▼

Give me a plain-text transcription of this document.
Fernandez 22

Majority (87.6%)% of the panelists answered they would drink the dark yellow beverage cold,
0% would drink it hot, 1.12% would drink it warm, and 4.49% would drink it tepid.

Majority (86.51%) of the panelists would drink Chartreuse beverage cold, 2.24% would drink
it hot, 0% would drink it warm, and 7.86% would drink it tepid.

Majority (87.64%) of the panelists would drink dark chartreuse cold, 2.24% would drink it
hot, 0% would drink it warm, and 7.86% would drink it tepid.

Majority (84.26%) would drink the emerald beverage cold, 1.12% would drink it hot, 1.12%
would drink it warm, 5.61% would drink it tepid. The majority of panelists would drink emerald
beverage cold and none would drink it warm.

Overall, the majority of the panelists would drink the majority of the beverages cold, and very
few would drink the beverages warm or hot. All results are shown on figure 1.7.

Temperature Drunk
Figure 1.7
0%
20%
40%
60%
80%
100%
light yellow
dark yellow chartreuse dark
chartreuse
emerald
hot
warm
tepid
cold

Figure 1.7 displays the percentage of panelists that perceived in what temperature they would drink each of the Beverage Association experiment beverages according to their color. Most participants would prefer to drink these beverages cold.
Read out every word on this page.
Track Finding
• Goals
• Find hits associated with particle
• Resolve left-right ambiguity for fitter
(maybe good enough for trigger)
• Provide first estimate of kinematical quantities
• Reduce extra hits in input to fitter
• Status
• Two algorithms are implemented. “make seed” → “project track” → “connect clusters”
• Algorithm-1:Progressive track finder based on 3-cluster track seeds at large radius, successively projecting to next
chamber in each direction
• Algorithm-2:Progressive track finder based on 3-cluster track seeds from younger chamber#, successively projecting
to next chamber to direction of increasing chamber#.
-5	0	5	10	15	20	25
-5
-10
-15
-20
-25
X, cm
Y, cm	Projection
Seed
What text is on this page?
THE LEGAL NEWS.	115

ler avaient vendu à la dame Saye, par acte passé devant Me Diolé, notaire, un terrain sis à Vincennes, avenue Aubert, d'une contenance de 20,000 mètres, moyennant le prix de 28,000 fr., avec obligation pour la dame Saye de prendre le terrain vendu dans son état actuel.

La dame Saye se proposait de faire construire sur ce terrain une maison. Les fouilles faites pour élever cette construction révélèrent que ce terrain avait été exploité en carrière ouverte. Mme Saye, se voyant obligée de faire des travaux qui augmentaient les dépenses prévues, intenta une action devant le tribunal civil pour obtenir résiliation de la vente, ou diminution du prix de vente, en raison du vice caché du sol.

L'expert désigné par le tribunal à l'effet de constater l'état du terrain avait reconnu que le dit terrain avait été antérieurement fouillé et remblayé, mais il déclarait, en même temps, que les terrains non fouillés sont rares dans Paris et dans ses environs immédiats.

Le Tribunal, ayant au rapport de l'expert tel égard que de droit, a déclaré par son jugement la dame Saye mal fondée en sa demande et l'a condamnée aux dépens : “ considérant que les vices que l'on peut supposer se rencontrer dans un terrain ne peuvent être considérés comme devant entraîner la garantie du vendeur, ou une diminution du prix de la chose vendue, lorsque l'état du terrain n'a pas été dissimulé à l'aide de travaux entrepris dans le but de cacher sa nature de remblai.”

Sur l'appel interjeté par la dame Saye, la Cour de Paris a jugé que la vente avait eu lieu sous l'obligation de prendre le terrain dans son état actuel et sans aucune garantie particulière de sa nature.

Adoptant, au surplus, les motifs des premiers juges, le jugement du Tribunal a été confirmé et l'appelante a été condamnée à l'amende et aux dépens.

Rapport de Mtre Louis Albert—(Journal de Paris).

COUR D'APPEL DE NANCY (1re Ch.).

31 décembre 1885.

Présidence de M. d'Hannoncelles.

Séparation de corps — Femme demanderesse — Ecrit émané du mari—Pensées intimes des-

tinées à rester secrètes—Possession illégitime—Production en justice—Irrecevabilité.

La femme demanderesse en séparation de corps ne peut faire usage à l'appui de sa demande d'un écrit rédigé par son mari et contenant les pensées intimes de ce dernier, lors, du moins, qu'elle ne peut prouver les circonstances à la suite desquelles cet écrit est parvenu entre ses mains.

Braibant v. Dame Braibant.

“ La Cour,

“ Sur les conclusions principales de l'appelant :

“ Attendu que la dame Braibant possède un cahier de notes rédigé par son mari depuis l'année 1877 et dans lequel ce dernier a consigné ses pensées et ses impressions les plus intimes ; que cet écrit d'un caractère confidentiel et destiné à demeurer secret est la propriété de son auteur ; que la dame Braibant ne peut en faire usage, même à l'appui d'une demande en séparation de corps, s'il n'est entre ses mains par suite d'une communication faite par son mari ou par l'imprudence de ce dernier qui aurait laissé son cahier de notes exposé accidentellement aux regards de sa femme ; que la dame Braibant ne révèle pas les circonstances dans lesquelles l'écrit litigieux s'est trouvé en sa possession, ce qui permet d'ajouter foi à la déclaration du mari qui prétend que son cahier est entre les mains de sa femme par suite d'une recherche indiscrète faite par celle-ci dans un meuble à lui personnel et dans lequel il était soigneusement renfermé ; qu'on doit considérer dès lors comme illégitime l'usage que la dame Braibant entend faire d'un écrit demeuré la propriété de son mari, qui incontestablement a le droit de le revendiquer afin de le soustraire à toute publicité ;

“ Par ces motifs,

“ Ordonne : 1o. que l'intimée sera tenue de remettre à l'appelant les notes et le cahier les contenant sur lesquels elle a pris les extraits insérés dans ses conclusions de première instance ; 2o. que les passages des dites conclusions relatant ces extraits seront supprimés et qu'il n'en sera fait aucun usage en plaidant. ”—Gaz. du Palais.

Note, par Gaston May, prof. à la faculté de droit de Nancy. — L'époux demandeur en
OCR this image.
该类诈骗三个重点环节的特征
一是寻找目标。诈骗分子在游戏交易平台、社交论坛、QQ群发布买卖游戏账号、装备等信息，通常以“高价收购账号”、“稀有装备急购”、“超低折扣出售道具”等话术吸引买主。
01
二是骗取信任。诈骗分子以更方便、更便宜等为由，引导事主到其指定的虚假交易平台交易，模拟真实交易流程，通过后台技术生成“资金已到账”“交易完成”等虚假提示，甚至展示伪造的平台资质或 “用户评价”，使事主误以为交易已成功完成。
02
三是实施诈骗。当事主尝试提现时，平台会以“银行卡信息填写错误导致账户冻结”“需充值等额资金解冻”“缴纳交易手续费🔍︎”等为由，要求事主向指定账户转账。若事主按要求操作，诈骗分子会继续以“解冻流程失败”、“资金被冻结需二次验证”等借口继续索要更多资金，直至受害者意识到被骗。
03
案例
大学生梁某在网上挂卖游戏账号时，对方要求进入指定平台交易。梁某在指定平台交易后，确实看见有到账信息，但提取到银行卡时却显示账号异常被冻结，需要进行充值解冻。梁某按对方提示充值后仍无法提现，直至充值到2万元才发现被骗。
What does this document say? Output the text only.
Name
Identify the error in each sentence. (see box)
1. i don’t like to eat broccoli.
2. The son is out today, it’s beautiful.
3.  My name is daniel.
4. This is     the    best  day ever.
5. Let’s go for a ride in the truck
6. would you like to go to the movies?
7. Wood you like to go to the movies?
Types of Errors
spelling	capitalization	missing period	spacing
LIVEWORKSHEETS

▲

• INSTRUCTIONS TO FOLLOW
All of the lines above need to be given again exactly.

• ANSWER TO THE TASK
Give me a plain-text transcription of this document.
Fernandez 22

Majority (87.6%)% of the panelists answered they would drink the dark yellow beverage cold,
0% would drink it hot, 1.12% would drink it warm, and 4.49% would drink it tepid.

Majority (86.51%) of the panelists would drink Chartreuse beverage cold, 2.24% would drink
it hot, 0% would drink it warm, and 7.86% would drink it tepid.

Majority (87.64%) of the panelists would drink dark chartreuse cold, 2.24% would drink it
hot, 0% would drink it warm, and 7.86% would drink it tepid.

Majority (84.26%) would drink the emerald beverage cold, 1.12% would drink it hot, 1.12%
would drink it warm, 5.61% would drink it tepid. The majority of panelists would drink emerald
beverage cold and none would drink it warm.

Overall, the majority of the panelists would drink the majority of the beverages cold, and very
few would drink the beverages warm or hot. All results are shown on figure 1.7.

Temperature Drunk
Figure 1.7
0%
20%
40%
60%
80%
100%
light yellow
dark yellow chartreuse dark
chartreuse
emerald
hot
warm
tepid
cold

Figure 1.7 displays the percentage of panelists that perceived in what temperature they would drink each of the Beverage Association experiment beverages according to their color. Most participants would prefer to drink these beverages cold.
Read out every word on this page.
Track Finding
• Goals
• Find hits associated with particle
• Resolve left-right ambiguity for fitter
(maybe good enough for trigger)
• Provide first estimate of kinematical quantities
• Reduce extra hits in input to fitter
• Status
• Two algorithms are implemented. “make seed” → “project track” → “connect clusters”
• Algorithm-1:Progressive track finder based on 3-cluster track seeds at large radius, successively projecting to next
chamber in each direction
• Algorithm-2:Progressive track finder based on 3-cluster track seeds from younger chamber#, successively projecting
to next chamber to direction of increasing chamber#.
-5	0	5	10	15	20	25
-5
-10
-15
-20
-25
X, cm
Y, cm	Projection
Seed
What text is on this page?
THE LEGAL NEWS.	115

ler avaient vendu à la dame Saye, par acte passé devant Me Diolé, notaire, un terrain sis à Vincennes, avenue Aubert, d'une contenance de 20,000 mètres, moyennant le prix de 28,000 fr., avec obligation pour la dame Saye de prendre le terrain vendu dans son état actuel.

La dame Saye se proposait de faire construire sur ce terrain une maison. Les fouilles faites pour élever cette construction révélèrent que ce terrain avait été exploité en carrière ouverte. Mme Saye, se voyant obligée de faire des travaux qui augmentaient les dépenses prévues, intenta une action devant le tribunal civil pour obtenir résiliation de la vente, ou diminution du prix de vente, en raison du vice caché du sol.

L'expert désigné par le tribunal à l'effet de constater l'état du terrain avait reconnu que le dit terrain avait été antérieurement fouillé et remblayé, mais il déclarait, en même temps, que les terrains non fouillés sont rares dans Paris et dans ses environs immédiats.

Le Tribunal, ayant au rapport de l'expert tel égard que de droit, a déclaré par son jugement la dame Saye mal fondée en sa demande et l'a condamnée aux dépens : “ considérant que les vices que l'on peut supposer se rencontrer dans un terrain ne peuvent être considérés comme devant entraîner la garantie du vendeur, ou une diminution du prix de la chose vendue, lorsque l'état du terrain n'a pas été dissimulé à l'aide de travaux entrepris dans le but de cacher sa nature de remblai.”

Sur l'appel interjeté par la dame Saye, la Cour de Paris a jugé que la vente avait eu lieu sous l'obligation de prendre le terrain dans son état actuel et sans aucune garantie particulière de sa nature.

Adoptant, au surplus, les motifs des premiers juges, le jugement du Tribunal a été confirmé et l'appelante a été condamnée à l'amende et aux dépens.

Rapport de Mtre Louis Albert—(Journal de Paris).

COUR D'APPEL DE NANCY (1re Ch.).

31 décembre 1885.

Présidence de M. d'Hannoncelles.

Séparation de corps — Femme demanderesse — Ecrit émané du mari—Pensées intimes des-

tinées à rester secrètes—Possession illégitime—Production en justice—Irrecevabilité.

La femme demanderesse en séparation de corps ne peut faire usage à l'appui de sa demande d'un écrit rédigé par son mari et contenant les pensées intimes de ce dernier, lors, du moins, qu'elle ne peut prouver les circonstances à la suite desquelles cet écrit est parvenu entre ses mains.

Braibant v. Dame Braibant.

“ La Cour,

“ Sur les conclusions principales de l'appelant :

“ Attendu que la dame Braibant possède un cahier de notes rédigé par son mari depuis l'année 1877 et dans lequel ce dernier a consigné ses pensées et ses impressions les plus intimes ; que cet écrit d'un caractère confidentiel et destiné à demeurer secret est la propriété de son auteur ; que la dame Braibant ne peut en faire usage, même à l'appui d'une demande en séparation de corps, s'il n'est entre ses mains par suite d'une communication faite par son mari ou par l'imprudence de ce dernier qui aurait laissé son cahier de notes exposé accidentellement aux regards de sa femme ; que la dame Braibant ne révèle pas les circonstances dans lesquelles l'écrit litigieux s'est trouvé en sa possession, ce qui permet d'ajouter foi à la déclaration du mari qui prétend que son cahier est entre les mains de sa femme par suite d'une recherche indiscrète faite par celle-ci dans un meuble à lui personnel et dans lequel il était soigneusement renfermé ; qu'on doit considérer dès lors comme illégitime l'usage que la dame Braibant entend faire d'un écrit demeuré la propriété de son mari, qui incontestablement a le droit de le revendiquer afin de le soustraire à toute publicité ;

“ Par ces motifs,

“ Ordonne : 1o. que l'intimée sera tenue de remettre à l'appelant les notes et le cahier les contenant sur lesquels elle a pris les extraits insérés dans ses conclusions de première instance ; 2o. que les passages des dites conclusions relatant ces extraits seront supprimés et qu'il n'en sera fait aucun usage en plaidant. ”—Gaz. du Palais.

Note, par Gaston May, prof. à la faculté de droit de Nancy. — L'époux demandeur en
OCR this image.
该类诈骗三个重点环节的特征
一是寻找目标。诈骗分子在游戏交易平台、社交论坛、QQ群发布买卖游戏账号、装备等信息，通常以“高价收购账号”、“稀有装备急购”、“超低折扣出售道具”等话术吸引买主。
01
二是骗取信任。诈骗分子以更方便、更便宜等为由，引导事主到其指定的虚假交易平台交易，模拟真实交易流程，通过后台技术生成“资金已到账”“交易完成”等虚假提示，甚至展示伪造的平台资质或 “用户评价”，使事主误以为交易已成功完成。
02
三是实施诈骗。当事主尝试提现时，平台会以“银行卡信息填写错误导致账户冻结”“需充值等额资金解冻”“缴纳交易手续费🔍︎”等为由，要求事主向指定账户转账。若事主按要求操作，诈骗分子会继续以“解冻流程失败”、“资金被冻结需二次验证”等借口继续索要更多资金，直至受害者意识到被骗。
03
案例
大学生梁某在网上挂卖游戏账号时，对方要求进入指定平台交易。梁某在指定平台交易后，确实看见有到账信息，但提取到银行卡时却显示账号异常被冻结，需要进行充值解冻。梁某按对方提示充值后仍无法提现，直至充值到2万元才发现被骗。
What does this document say? Output the text only.
Name
Identify the error in each sentence. (see box)
1. i don’t like to eat broccoli.
2. The son is out today, it’s beautiful.
3.  My name is daniel.
4. This is     the    best  day ever.
5. Let’s go for a ride in the truck
6. would you like to go to the movies?
7. Wood you like to go to the movies?
Types of Errors
spelling	capitalization	missing period	spacing
LIVEWORKSHEETS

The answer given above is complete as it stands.